Find the lines with "terms" in them and copy them out.
::::
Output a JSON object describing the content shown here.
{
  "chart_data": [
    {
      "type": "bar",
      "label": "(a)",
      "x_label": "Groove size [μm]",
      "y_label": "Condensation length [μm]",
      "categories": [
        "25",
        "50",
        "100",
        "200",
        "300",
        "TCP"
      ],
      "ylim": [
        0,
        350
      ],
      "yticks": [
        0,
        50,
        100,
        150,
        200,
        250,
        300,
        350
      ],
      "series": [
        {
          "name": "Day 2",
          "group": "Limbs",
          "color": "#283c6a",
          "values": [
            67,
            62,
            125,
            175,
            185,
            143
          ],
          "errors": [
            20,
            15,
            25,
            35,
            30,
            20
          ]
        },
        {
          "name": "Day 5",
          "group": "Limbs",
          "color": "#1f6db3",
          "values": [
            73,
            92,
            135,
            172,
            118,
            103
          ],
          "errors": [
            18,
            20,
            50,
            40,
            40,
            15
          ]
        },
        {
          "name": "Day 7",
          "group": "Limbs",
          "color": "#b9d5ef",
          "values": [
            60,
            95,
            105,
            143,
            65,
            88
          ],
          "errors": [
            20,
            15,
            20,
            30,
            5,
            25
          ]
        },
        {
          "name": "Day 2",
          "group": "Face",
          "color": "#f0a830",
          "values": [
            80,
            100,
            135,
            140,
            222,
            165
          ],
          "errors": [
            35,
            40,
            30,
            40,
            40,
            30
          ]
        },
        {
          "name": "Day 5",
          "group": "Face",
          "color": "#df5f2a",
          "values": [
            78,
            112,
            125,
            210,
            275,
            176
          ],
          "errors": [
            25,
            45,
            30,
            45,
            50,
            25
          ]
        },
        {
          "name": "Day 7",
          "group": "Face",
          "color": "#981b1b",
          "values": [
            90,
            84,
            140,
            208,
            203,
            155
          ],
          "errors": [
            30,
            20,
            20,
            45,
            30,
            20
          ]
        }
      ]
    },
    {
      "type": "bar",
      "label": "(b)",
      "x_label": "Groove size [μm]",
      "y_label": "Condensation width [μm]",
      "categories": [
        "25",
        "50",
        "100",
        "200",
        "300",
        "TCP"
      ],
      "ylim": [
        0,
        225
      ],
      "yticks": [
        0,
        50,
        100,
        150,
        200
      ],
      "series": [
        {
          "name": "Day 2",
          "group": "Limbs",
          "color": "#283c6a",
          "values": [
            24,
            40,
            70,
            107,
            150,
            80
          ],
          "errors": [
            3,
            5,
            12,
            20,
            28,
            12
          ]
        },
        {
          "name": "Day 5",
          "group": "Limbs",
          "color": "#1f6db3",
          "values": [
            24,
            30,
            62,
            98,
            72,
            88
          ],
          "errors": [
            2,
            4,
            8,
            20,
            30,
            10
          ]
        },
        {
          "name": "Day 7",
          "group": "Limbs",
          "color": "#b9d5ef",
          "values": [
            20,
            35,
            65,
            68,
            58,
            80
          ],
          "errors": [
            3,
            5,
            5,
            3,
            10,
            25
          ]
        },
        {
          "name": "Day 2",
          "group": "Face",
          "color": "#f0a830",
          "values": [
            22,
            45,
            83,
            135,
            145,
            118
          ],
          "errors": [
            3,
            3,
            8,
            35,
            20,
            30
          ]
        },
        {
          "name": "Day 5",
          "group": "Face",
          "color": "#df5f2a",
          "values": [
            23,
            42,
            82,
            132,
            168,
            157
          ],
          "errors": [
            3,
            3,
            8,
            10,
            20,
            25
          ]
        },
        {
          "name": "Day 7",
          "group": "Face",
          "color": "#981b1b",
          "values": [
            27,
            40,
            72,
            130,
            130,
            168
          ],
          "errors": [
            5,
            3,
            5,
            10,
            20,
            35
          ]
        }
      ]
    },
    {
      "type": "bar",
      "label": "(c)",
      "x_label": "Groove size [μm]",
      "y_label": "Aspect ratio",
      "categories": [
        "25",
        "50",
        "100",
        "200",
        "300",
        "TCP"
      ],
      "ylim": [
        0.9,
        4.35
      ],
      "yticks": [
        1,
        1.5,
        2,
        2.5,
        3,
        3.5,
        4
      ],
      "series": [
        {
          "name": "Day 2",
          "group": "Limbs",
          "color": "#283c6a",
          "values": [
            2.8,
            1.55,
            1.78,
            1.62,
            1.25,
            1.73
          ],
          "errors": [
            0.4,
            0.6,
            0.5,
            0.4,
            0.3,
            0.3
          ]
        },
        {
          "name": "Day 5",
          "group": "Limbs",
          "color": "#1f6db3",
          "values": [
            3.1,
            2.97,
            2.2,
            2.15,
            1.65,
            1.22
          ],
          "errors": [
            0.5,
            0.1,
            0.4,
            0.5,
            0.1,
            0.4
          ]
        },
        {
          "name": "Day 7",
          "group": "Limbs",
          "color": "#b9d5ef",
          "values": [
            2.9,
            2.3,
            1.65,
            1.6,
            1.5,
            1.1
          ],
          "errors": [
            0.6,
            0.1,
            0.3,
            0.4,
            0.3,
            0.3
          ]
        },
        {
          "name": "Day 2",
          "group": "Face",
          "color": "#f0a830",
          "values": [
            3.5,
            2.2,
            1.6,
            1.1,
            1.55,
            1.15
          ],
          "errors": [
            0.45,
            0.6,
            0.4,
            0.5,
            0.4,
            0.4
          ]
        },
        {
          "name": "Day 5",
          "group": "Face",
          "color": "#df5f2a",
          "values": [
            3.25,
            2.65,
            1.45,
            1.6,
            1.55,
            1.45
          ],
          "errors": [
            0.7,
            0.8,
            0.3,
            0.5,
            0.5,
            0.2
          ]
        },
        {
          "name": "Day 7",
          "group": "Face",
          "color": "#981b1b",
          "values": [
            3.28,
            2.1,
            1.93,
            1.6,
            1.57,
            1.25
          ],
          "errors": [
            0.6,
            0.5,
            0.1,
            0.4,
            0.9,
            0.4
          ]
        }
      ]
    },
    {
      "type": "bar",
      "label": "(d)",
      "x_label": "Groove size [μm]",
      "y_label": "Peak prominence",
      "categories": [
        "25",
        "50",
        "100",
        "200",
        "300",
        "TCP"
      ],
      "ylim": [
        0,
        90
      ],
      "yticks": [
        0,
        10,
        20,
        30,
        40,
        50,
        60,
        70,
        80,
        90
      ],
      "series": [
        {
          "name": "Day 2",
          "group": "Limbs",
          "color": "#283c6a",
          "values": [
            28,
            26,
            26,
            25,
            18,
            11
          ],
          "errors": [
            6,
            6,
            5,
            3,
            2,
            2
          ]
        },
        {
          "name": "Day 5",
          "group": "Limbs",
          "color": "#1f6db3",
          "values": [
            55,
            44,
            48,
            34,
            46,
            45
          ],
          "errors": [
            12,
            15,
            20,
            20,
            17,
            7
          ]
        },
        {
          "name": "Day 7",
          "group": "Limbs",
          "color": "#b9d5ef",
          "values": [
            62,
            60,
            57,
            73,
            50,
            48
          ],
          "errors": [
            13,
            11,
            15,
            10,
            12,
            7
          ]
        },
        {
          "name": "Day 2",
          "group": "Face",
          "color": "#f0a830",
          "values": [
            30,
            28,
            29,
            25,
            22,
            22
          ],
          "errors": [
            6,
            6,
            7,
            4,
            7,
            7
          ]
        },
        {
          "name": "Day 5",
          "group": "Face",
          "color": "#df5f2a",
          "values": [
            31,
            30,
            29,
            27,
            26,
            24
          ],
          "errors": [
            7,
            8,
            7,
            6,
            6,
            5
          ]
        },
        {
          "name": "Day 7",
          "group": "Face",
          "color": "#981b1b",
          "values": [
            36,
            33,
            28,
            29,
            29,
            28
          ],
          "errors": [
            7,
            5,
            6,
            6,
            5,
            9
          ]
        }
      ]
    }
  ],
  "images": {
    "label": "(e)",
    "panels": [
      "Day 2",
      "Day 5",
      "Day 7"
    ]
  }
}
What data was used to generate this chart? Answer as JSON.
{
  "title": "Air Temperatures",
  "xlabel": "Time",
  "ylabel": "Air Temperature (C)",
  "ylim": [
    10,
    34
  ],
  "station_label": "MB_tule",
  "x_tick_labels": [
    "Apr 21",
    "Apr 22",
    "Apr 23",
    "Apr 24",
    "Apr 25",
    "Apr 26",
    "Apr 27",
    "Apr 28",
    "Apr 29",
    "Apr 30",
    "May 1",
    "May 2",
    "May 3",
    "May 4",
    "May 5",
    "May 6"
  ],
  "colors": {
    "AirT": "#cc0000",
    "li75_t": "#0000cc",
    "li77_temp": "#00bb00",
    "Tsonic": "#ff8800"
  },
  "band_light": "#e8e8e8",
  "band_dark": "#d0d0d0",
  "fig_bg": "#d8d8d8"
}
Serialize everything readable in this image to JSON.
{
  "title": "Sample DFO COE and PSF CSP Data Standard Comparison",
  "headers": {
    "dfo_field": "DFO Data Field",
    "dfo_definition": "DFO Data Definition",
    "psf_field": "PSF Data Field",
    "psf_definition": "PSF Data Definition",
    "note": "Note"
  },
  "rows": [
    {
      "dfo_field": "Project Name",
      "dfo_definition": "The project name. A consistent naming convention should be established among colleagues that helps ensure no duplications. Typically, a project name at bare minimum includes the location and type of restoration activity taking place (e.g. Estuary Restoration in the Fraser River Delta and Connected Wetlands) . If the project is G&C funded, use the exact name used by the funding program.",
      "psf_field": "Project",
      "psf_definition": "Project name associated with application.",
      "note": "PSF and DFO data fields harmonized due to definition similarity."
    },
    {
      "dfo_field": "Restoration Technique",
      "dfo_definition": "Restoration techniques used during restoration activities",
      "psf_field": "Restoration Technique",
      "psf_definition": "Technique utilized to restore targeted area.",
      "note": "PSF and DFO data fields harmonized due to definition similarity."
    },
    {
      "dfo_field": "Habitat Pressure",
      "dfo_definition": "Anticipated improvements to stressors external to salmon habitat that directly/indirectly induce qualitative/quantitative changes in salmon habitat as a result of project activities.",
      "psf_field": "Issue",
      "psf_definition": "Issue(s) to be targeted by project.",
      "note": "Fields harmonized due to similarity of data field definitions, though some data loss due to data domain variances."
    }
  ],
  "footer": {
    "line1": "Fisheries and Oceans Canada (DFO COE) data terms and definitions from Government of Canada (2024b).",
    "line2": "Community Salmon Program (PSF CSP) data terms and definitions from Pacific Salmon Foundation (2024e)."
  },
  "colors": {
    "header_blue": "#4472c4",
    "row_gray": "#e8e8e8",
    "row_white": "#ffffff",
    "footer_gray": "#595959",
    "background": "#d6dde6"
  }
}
::::
### Result
    "line1": "Fisheries and Oceans Canada (DFO COE) data terms and definitions from Government of Canada (2024b).",
    "line2": "Community Salmon Program (PSF CSP) data terms and definitions from Pacific Salmon Foundation (2024e)."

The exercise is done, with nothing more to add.